**Record excerpts:**
━━━━━━━━━━━━━━━━━━━━━━━━━━━━━━
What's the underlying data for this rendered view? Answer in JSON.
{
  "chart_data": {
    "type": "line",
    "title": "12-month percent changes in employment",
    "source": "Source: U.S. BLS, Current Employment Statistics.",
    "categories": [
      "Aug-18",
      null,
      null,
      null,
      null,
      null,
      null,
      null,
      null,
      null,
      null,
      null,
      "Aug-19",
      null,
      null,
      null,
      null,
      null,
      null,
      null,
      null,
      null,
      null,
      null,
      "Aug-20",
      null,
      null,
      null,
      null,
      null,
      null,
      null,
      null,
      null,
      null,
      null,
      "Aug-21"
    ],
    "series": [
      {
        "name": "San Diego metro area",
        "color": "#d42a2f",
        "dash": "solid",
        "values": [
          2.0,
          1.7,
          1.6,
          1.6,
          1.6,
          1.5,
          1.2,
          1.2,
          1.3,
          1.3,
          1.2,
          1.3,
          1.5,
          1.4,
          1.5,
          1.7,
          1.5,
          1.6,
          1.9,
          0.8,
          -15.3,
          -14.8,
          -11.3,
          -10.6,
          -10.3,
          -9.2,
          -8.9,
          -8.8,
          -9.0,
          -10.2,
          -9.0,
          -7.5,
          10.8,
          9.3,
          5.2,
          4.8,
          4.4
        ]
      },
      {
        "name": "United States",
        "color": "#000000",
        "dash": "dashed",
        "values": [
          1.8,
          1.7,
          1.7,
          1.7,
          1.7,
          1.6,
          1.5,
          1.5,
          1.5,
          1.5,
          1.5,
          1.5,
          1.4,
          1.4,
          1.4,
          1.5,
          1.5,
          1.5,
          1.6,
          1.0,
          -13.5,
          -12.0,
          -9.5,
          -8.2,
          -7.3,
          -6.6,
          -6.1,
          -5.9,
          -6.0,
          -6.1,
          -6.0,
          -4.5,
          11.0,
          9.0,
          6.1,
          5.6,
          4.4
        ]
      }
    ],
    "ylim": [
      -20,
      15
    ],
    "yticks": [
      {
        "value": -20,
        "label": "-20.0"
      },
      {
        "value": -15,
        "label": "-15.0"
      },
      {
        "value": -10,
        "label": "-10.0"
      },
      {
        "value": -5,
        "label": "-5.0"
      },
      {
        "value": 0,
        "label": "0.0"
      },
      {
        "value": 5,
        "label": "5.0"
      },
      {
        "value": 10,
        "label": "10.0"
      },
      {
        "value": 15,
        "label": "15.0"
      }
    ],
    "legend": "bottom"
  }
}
━━━━━━━━━━━━━━━━━━━━━━━━━━━━━━
**Work to be completed:**
Write down the number of lines where the word "name" appears, and nothing further.

**Exercise output:**
2